Well, that was a surprise.

I knew a couple of Carole King songs, the well-known ones she released – You’ve Got a Friend and Too Late. What I didn’t know was how many songs she penned for others before she became famous in her own right as a singer. Sixties hits such as Will You Love Me Tomorrow by the Shirelles, The Locomotion by Little Eva, Some Kind of Wonderful by the Drifters and One Fine Day were all down to the talented singer/songwriter who sold her fist tune, It Might as Well Rain until September, aged 16.

I had no preconceptions about the show and the programme doesn’t give too much away other than the muscial playlist. I also didn’t know that much about Carole King. Even though I was born in the 1960s the music of the decade passed me by as a child.

Now I do. The musical opens with her performing at Carnegie Hall, then Carole takes up the story, and the audience is taken back to her early musical years as a teenger, meeting husband and writing partner Gerry Goffin at college and their journey to success. Bronte Barbe and Kane Oliver Parry excelled in the lead roles, their musical prowess lighting up the stage and their love during the early days as a husband-and-wife team shining through.

☆ ☆ ☆

__Exercise tasks__.
**1.** According to the Carole King musical review, which act had a hit with The Locomotion?
**2.** Write out everything in the review from "I had no preconceptions" down to "team shining through.", swapping "college" for "school".
**3.** What reason does the review give for the reviewer knowing little about sixties music despite being born in the 1960s?
The records come from a separate source and are unrelated to the review.

☆ ☆ ☆

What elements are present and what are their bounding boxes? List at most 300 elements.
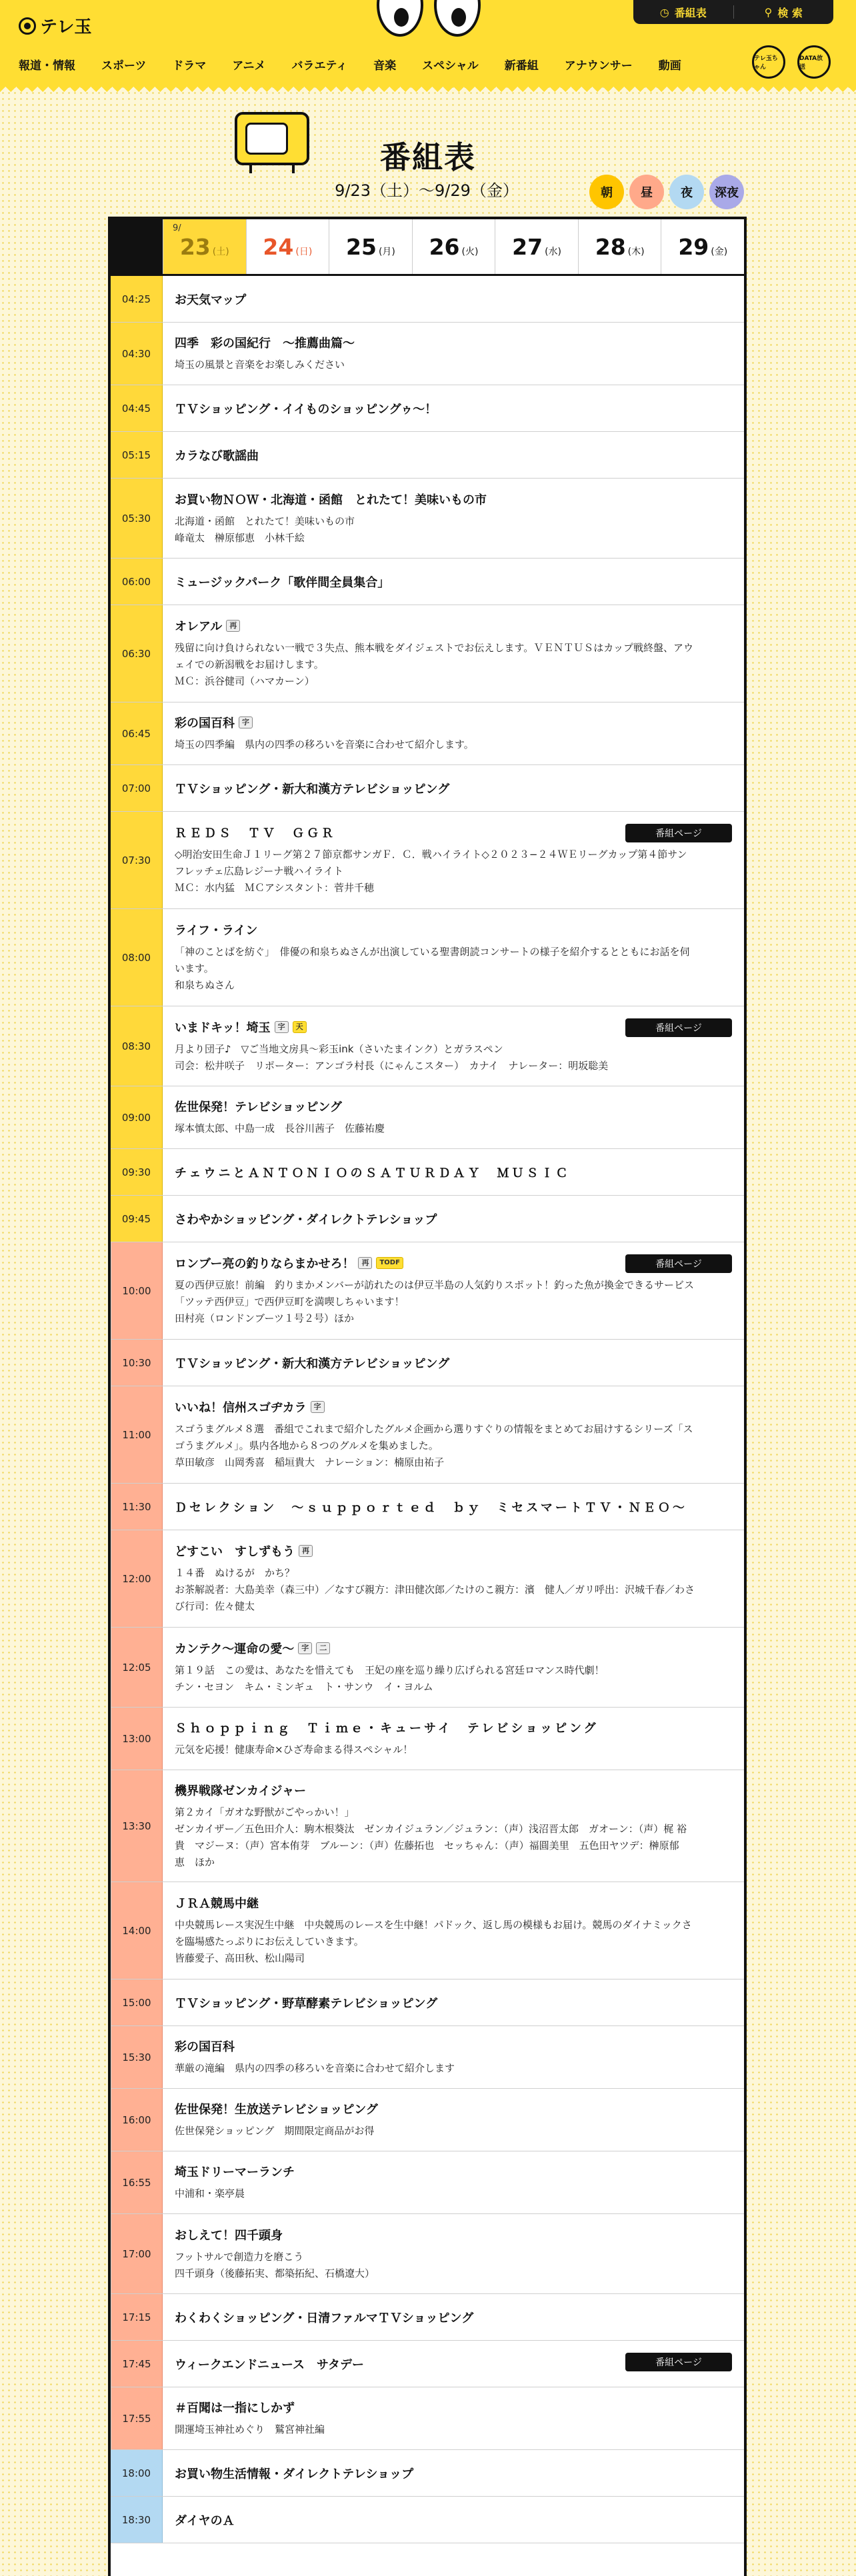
program-title[interactable] [175,1498,732,1516]
program-info [163,2026,744,2088]
program-description [175,736,732,753]
program-info [163,1979,744,2025]
program-info [163,1149,744,1195]
program-description [175,1662,732,1696]
program-time: 17:55 [111,2387,163,2449]
program-badge: 天 [293,1021,307,1033]
program-description-line: 開運埼玉神社めぐり 鷲宮神社編 [175,2423,325,2435]
program-description-line: 残留に向け負けられない一戦で３失点、熊本戦をダイジェストでお伝えします。ＶＥＮＴＵＳはカップ戦終盤、アウ [175,642,694,654]
program-title-text: ＃百聞は一指にしかず [175,2401,295,2415]
program-row[interactable] [111,276,744,323]
program-title-text: ダイヤのＡ [175,2513,235,2528]
program-title-text: カンテク〜運命の愛〜 [175,1642,295,1656]
program-title[interactable] [175,780,732,797]
program-title[interactable] [175,1098,732,1115]
program-description [175,2185,732,2202]
program-description-line: 「ツッテ西伊豆」で西伊豆町を満喫しちゃいます！ [175,1296,405,1308]
program-time: 15:00 [111,1979,163,2025]
program-title-text: ＴＶショッピング・新大和漢方テレビショッピング [175,782,450,796]
filter-night[interactable]: 夜 [669,175,704,209]
program-info [163,1006,744,1086]
page-title: 番組表 [380,139,476,175]
program-row[interactable] [111,1530,744,1628]
program-title-text: ウィークエンドニュース サタデー [175,2357,365,2372]
program-title-text: 彩の国百科 [175,716,235,730]
nav-anime[interactable]: アニメ [232,59,266,73]
program-row[interactable] [111,1708,744,1770]
program-row[interactable] [111,2341,744,2387]
site-logo[interactable] [19,13,91,38]
program-description-line: 中浦和・楽亭晨 [175,2187,245,2199]
program-title-text: Ｄセレクション 〜ｓｕｐｐｏｒｔｅｄ ｂｙ ミセスマートＴＶ・ＮＥＯ〜 [175,1500,687,1515]
program-badge: 二 [316,1642,330,1654]
program-row[interactable] [111,1086,744,1149]
nav-news[interactable]: 報道・情報 [19,59,75,73]
program-info [163,1242,744,1339]
program-row[interactable] [111,2450,744,2497]
program-badge: 再 [299,1545,313,1557]
program-description [175,1041,732,1074]
program-row[interactable] [111,2387,744,2450]
program-description [175,2421,732,2438]
schedule-table [108,217,747,2576]
program-title[interactable] [175,1640,732,1657]
day-tab-number: 29 [678,233,709,260]
program-title-text: 彩の国百科 [175,2040,235,2054]
program-description-line: 中央競馬レース実況生中継 中央競馬のレースを生中継！パドック、返し馬の模様もお届け。競馬のダイナミックさ [175,1919,692,1931]
program-time: 16:55 [111,2151,163,2213]
day-tab-number: 27 [512,233,543,260]
program-description-line: 第２カイ「ガオな野獣がごやっかい！」 [175,1806,355,1818]
program-description [175,1421,732,1471]
day-tab-date [429,234,479,260]
program-description-line: ゴうまグルメ」。県内各地から８つのグルメを集めました。 [175,1440,439,1452]
program-description [175,1120,732,1137]
program-title-text: ＲＥＤＳ ＴＶ ＧＧＲ [175,826,336,840]
program-time: 18:30 [111,2497,163,2543]
program-time: 15:30 [111,2026,163,2088]
program-title[interactable] [175,1782,732,1799]
program-description-line: ＭＣ：浜谷健司（ハマカーン） [175,675,315,687]
program-description-line: 四千頭身（後藤拓実、都築拓紀、石橋遼大） [175,2267,375,2279]
program-description-line: 皆藤愛子、高田秋、松山陽司 [175,1952,305,1964]
site-header [0,0,856,87]
program-row[interactable] [111,1770,744,1882]
day-tab-number: 26 [429,233,460,260]
day-tab-number: 23 [179,233,211,260]
program-info [163,812,744,908]
logo-eye-icon [19,17,36,35]
program-title-text: 埼玉ドリーマーランチ [175,2165,295,2179]
program-time: 06:00 [111,559,163,605]
data-broadcast-icon[interactable]: DATA放送 [797,45,831,79]
program-description-line: 「神のことばを紡ぐ」 俳優の和泉ちぬさんが出演している聖書朗読コンサートの様子を紹介するとともにお話を伺 [175,946,690,958]
program-title-text: ライフ・ライン [175,924,258,938]
round-icon-group [752,45,831,79]
program-title[interactable] [175,2511,732,2529]
program-row[interactable] [111,1340,744,1386]
program-info [163,559,744,605]
program-title-text: さわやかショッピング・ダイレクトテレショップ [175,1212,437,1227]
program-row[interactable] [111,2214,744,2294]
day-tabs [111,219,744,276]
program-title-text: カラなび歌謡曲 [175,449,259,463]
day-tab-weekday: (火) [461,246,479,257]
day-tab-29[interactable] [661,219,744,274]
program-time: 09:30 [111,1149,163,1195]
program-title-text: ＴＶショッピング・イイものショッピングゥ〜！ [175,402,437,417]
program-row[interactable] [111,385,744,432]
program-info [163,2497,744,2543]
program-title[interactable] [175,1210,732,1228]
mascot-left-eye [377,0,423,37]
program-description-line: 塚本慎太郎、中島一成 長谷川茜子 佐藤祐慶 [175,1122,385,1134]
program-time: 13:00 [111,1708,163,1770]
program-info [163,479,744,558]
program-title[interactable] [175,1354,732,1372]
program-info [163,1386,744,1483]
program-row[interactable] [111,1628,744,1708]
program-time: 16:00 [111,2089,163,2151]
program-row[interactable] [111,1979,744,2026]
program-info [163,1770,744,1882]
program-title[interactable] [175,1164,732,1181]
program-description-line: お茶解説者：大島美幸（森三中）／なすび親方：津田健次郎／たけのこ親方：濱 健人／ガリ呼出：沢城千春／わさ [175,1584,695,1596]
mascot-icon[interactable]: テレ玉ちゃん [752,45,785,79]
program-row[interactable] [111,702,744,765]
program-description-line: 貴 マジーヌ：（声）宮本侑芽 ブルーン：（声）佐藤拓也 セッちゃん：（声）福圓美里 五色田ヤツデ：榊原郁 [175,1839,679,1852]
program-time: 04:25 [111,276,163,322]
program-title[interactable] [175,1398,732,1416]
program-title[interactable] [175,447,732,464]
program-title[interactable] [175,2465,732,2482]
program-description-line: 恵 ほか [175,1856,215,1868]
nav-sports[interactable]: スポーツ [101,59,147,73]
program-page-button[interactable]: 番組ページ [625,1254,732,1273]
filter-morning[interactable]: 朝 [589,175,624,209]
program-title-text: ロンブー亮の釣りならまかせろ！ [175,1257,355,1271]
program-description-line: ェイでの新潟戦をお届けします。 [175,658,324,670]
program-info [163,2214,744,2293]
mascot-right-eye [434,0,481,37]
nav-variety[interactable]: バラエティ [291,59,348,73]
program-description [175,513,732,547]
day-tab-weekday: (金) [711,246,728,257]
program-row[interactable] [111,2497,744,2543]
program-title-text: どすこい すしずもう [175,1545,295,1559]
day-tab-date [263,234,312,260]
search-icon: ⚲ [764,5,773,19]
program-title-text: いまドキッ！埼玉 [175,1020,271,1035]
program-description [175,2060,732,2077]
day-tab-25[interactable] [329,219,412,274]
day-tab-weekday: (土) [212,246,229,257]
program-row[interactable] [111,2294,744,2341]
program-description-line: び行司：佐々健太 [175,1600,255,1612]
program-description-line: チン・セヨン キム・ミンギュ ト・サンウ イ・ヨルム [175,1680,433,1693]
day-tab-number: 24 [263,233,294,260]
program-info [163,1484,744,1530]
time-band-filters [589,175,744,209]
program-title[interactable] [175,2309,732,2326]
program-title-text: お天気マップ [175,293,247,307]
day-tab-date [180,234,229,260]
program-title-text: お買い物生活情報・ダイレクトテレショップ [175,2467,414,2481]
program-description-line: 埼玉の四季編 県内の四季の移ろいを音楽に合わせて紹介します。 [175,738,474,750]
program-time: 18:00 [111,2450,163,2496]
program-time: 11:00 [111,1386,163,1483]
filter-late-night[interactable]: 深夜 [709,175,744,209]
program-title[interactable] [175,400,732,417]
main-nav [19,56,707,73]
program-title-text: ＴＶショッピング・新大和漢方テレビショッピング [175,1356,450,1371]
program-description-line: フレッチェ広島レジーナ戦ハイライト [175,865,343,877]
program-title[interactable] [175,1542,732,1560]
program-time: 10:30 [111,1340,163,1386]
program-info [163,323,744,385]
program-info [163,2151,744,2213]
program-description-line: 北海道・函館 とれたて！美味いもの市 [175,515,355,527]
mascot-eyes-illustration [377,0,483,37]
header-zigzag-edge [0,81,856,92]
program-title[interactable] [175,1894,732,1912]
program-badge: 字 [311,1401,325,1413]
program-description [175,640,732,690]
program-description-line: 司会：松井咲子 リポーター：アンゴラ村長（にゃんこスター） カナイ ナレーター：明坂聡美 [175,1059,609,1072]
program-info [163,2341,744,2387]
program-badge: 字 [298,1642,312,1654]
program-info [163,432,744,478]
program-description-line: 草田敏彦 山岡秀喜 稲垣貴大 ナレーション：楠原由祐子 [175,1456,445,1468]
program-row[interactable] [111,323,744,385]
program-badge: 再 [358,1257,372,1269]
program-time: 04:30 [111,323,163,385]
program-time: 07:00 [111,765,163,811]
program-row[interactable] [111,1196,744,1242]
program-description-line: 第１９話 この愛は、あなたを惜えても 王妃の座を巡り繰り広げられる宮廷ロマンス時代劇！ [175,1664,605,1676]
program-title-text: ＴＶショッピング・野草酵素テレビショッピング [175,1996,438,2011]
program-info [163,2089,744,2151]
program-row[interactable] [111,1386,744,1484]
program-row[interactable] [111,909,744,1006]
program-title-text: チェウニとＡＮＴＯＮＩＯのＳＡＴＵＲＤＡＹ ＭＵＳＩＣ [175,1166,571,1180]
program-description [175,1804,732,1871]
program-info [163,385,744,431]
program-description-line: １４番 ぬけるが かち？ [175,1567,295,1579]
program-description [175,1565,732,1615]
program-info [163,2387,744,2449]
program-row[interactable] [111,2089,744,2151]
program-info [163,1628,744,1707]
program-time: 09:00 [111,1086,163,1148]
program-title-text: Ｓｈｏｐｐｉｎｇ Ｔｉｍｅ・キューサイ テレビショッピング [175,1722,599,1736]
program-description-line: ◇明治安田生命Ｊ１リーグ第２７節京都サンガＦ．Ｃ．戦ハイライト◇２０２３−２４ＷＥリーグカップ第４節サン [175,848,687,860]
program-description-line: フットサルで創造力を磨こう [175,2250,304,2263]
day-tab-month: 9/ [173,223,181,233]
program-info [163,2294,744,2340]
nav-new-programs[interactable]: 新番組 [504,59,539,73]
program-info [163,1086,744,1148]
program-description [175,357,732,373]
program-time: 07:30 [111,812,163,908]
day-tabs-corner [111,219,163,274]
program-page-button[interactable]: 番組ページ [625,1018,732,1037]
day-tab-weekday: (水) [545,246,562,257]
program-title[interactable] [175,573,732,591]
program-page-button[interactable]: 番組ページ [625,824,732,842]
clock-icon: ◷ [659,5,669,19]
program-row[interactable] [111,2151,744,2214]
program-description-line: 田村亮（ロンドンブーツ１号２号）ほか [175,1312,354,1324]
program-badge: 字 [275,1021,289,1033]
program-time: 06:45 [111,702,163,764]
day-tab-date [512,234,561,260]
program-time: 14:00 [111,1882,163,1979]
program-badge: 字 [239,716,253,728]
program-row[interactable] [111,559,744,605]
program-info [163,765,744,811]
program-description-line: います。 [175,962,214,974]
program-description-line: 華厳の滝編 県内の四季の移ろいを音楽に合わせて紹介します [175,2062,455,2074]
day-tab-date [346,234,395,260]
program-title[interactable] [175,714,732,731]
program-description [175,1917,732,1967]
program-row[interactable] [111,2026,744,2089]
program-time: 17:15 [111,2294,163,2340]
filter-daytime[interactable]: 昼 [629,175,664,209]
program-row[interactable] [111,1484,744,1530]
nav-special[interactable]: スペシャル [422,59,479,73]
program-info [163,276,744,322]
program-description-line: 月より団子♪ ▽ご当地文房具〜彩玉ink（さいたまインク）とガラスペン [175,1042,503,1055]
program-badge: TODF [376,1257,403,1269]
program-title-text: 佐世保発！生放送テレビショッピング [175,2103,378,2117]
program-title[interactable] [175,2399,732,2416]
program-time: 12:00 [111,1530,163,1627]
program-row[interactable] [111,765,744,812]
schedule-link-label: 番組表 [674,6,707,19]
program-page-button[interactable]: 番組ページ [625,2353,732,2371]
program-title[interactable] [175,2226,732,2243]
nav-announcer[interactable]: アナウンサー [564,59,633,73]
program-description-line: 元気を応援！健康寿命×ひざ寿命まる得スペシャル！ [175,1744,413,1756]
program-description-line: を臨場感たっぷりにお伝えしていきます。 [175,1935,364,1947]
program-time: 08:00 [111,909,163,1006]
program-description-line: 佐世保発ショッピング 期間限定商品がお得 [175,2125,375,2137]
day-tab-weekday: (日) [295,246,313,257]
day-tab-26[interactable] [412,219,495,274]
program-description [175,1742,732,1758]
program-info [163,2450,744,2496]
program-list [111,276,744,2543]
program-info [163,1882,744,1979]
program-description-line: 和泉ちぬさん [175,979,235,991]
program-time: 13:30 [111,1770,163,1882]
day-tab-weekday: (月) [378,246,395,257]
program-row[interactable] [111,605,744,702]
program-title[interactable] [175,921,732,938]
program-description [175,2249,732,2282]
program-description-line: 埼玉の風景と音楽をお楽しみください [175,359,345,371]
program-title[interactable] [175,2037,732,2055]
day-tab-number: 28 [595,233,626,260]
program-description-line: スゴうまグルメ８選 番組でこれまで紹介したグルメ企画から選りすぐりの情報をまとめてお届けするシリーズ「ス [175,1423,693,1435]
program-time: 08:30 [111,1006,163,1086]
program-description-line: ＭＣ：水内猛 ＭＣアシスタント：菅井千穂 [175,882,374,894]
date-range: 9/23（土）〜9/29（金） [335,181,519,200]
program-row[interactable] [111,812,744,909]
program-row[interactable] [111,1882,744,1979]
program-title-text: ミュージックパーク「歌伴間全員集合」 [175,575,390,590]
program-description [175,1277,732,1327]
program-row[interactable] [111,1149,744,1196]
program-time: 05:15 [111,432,163,478]
program-time: 04:45 [111,385,163,431]
logo-text: テレ玉 [40,17,92,37]
search-link-label: 検 索 [777,6,803,19]
nav-video[interactable]: 動画 [658,59,681,73]
program-description [175,944,732,994]
program-time: 09:45 [111,1196,163,1242]
program-info [163,1708,744,1770]
program-title-text: ＪＲＡ競馬中継 [175,1897,259,1911]
program-description [175,846,732,896]
program-title-text: 機界戦隊ゼンカイジャー [175,1784,307,1798]
program-title-text: いいね！信州スゴヂカラ [175,1401,307,1415]
program-title[interactable] [175,617,732,635]
program-row[interactable] [111,1006,744,1086]
schedule-link[interactable] [633,0,733,24]
day-tab-weekday: (木) [627,246,645,257]
program-title[interactable] [175,1994,732,2011]
program-title[interactable] [175,2163,732,2180]
nav-drama[interactable]: ドラマ [172,59,207,73]
program-description-line: 峰竜太 榊原郁恵 小林千絵 [175,531,305,544]
program-row[interactable] [111,432,744,479]
program-description-line: 夏の西伊豆旅！前編 釣りまかメンバーが訪れたのは伊豆半島の人気釣りスポット！釣った魚が換金できるサービス [175,1279,694,1291]
nav-music[interactable]: 音楽 [373,59,397,73]
program-title[interactable] [175,491,732,508]
program-info [163,702,744,764]
program-time: 17:45 [111,2341,163,2387]
program-info [163,1530,744,1627]
program-row[interactable] [111,1242,744,1340]
program-title[interactable] [175,1719,732,1736]
day-tab-23[interactable] [163,219,246,274]
program-time: 10:00 [111,1242,163,1339]
program-time: 06:30 [111,605,163,702]
program-title-text: 佐世保発！テレビショッピング [175,1100,342,1114]
program-title-text: お買い物ＮＯＷ・北海道・函館 とれたて！美味いもの市 [175,493,487,507]
program-title[interactable] [175,291,732,308]
program-title[interactable] [175,334,732,351]
program-info [163,1340,744,1386]
day-tab-date [595,234,645,260]
program-title[interactable] [175,2100,732,2117]
day-tab-28[interactable] [578,219,661,274]
program-info [163,1196,744,1242]
program-title-text: わくわくショッピング・日清ファルマＴＶショッピング [175,2311,474,2325]
program-row[interactable] [111,479,744,559]
day-tab-24[interactable] [246,219,329,274]
search-link[interactable] [734,0,834,24]
day-tab-date [678,234,727,260]
program-title-text: オレアル [175,620,223,634]
program-time: 12:05 [111,1628,163,1707]
day-tab-27[interactable] [495,219,578,274]
program-time: 11:30 [111,1484,163,1530]
program-info [163,909,744,1006]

☆ ☆ ☆

__Expected results__.
**1.** Little Eva.

**2.**
I had no preconceptions about the show and the programme doesn’t give too much away other than the muscial playlist. I also didn’t know that much about Carole King. Even though I was born in the 1960s the music of the decade passed me by as a child.

Now I do. The musical opens with her performing at Carnegie Hall, then Carole takes up the story, and the audience is taken back to her early musical years as a teenger, meeting husband and writing partner Gerry Goffin at school and their journey to success. Bronte Barbe and Kane Oliver Parry excelled in the lead roles, their musical prowess lighting up the stage and their love during the early days as a husband-and-wife team shining through.

**3.** The music of that decade passed the reviewer by during childhood.